Start of Data records
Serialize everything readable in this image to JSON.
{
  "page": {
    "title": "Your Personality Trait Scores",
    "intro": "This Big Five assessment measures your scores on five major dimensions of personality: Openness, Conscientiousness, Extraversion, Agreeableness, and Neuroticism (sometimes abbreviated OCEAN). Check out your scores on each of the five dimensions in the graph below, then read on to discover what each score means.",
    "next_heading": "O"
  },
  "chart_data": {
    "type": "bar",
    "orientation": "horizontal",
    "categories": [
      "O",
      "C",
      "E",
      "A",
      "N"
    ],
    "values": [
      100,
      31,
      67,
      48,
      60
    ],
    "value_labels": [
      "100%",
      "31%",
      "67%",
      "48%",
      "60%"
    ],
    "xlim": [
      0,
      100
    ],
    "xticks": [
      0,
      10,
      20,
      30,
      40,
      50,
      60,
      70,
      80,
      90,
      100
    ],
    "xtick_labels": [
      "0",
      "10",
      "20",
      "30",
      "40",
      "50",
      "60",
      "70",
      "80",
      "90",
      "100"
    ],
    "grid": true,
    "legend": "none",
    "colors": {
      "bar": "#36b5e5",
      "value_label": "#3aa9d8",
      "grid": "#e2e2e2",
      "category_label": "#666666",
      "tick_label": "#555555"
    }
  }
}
End of Data records
### Objective
Copy out the whole listing, exactly as written.

### Answer to the problem
Serialize everything readable in this image to JSON.
{
  "page": {
    "title": "Your Personality Trait Scores",
    "intro": "This Big Five assessment measures your scores on five major dimensions of personality: Openness, Conscientiousness, Extraversion, Agreeableness, and Neuroticism (sometimes abbreviated OCEAN). Check out your scores on each of the five dimensions in the graph below, then read on to discover what each score means.",
    "next_heading": "O"
  },
  "chart_data": {
    "type": "bar",
    "orientation": "horizontal",
    "categories": [
      "O",
      "C",
      "E",
      "A",
      "N"
    ],
    "values": [
      100,
      31,
      67,
      48,
      60
    ],
    "value_labels": [
      "100%",
      "31%",
      "67%",
      "48%",
      "60%"
    ],
    "xlim": [
      0,
      100
    ],
    "xticks": [
      0,
      10,
      20,
      30,
      40,
      50,
      60,
      70,
      80,
      90,
      100
    ],
    "xtick_labels": [
      "0",
      "10",
      "20",
      "30",
      "40",
      "50",
      "60",
      "70",
      "80",
      "90",
      "100"
    ],
    "grid": true,
    "legend": "none",
    "colors": {
      "bar": "#36b5e5",
      "value_label": "#3aa9d8",
      "grid": "#e2e2e2",
      "category_label": "#666666",
      "tick_label": "#555555"
    }
  }
}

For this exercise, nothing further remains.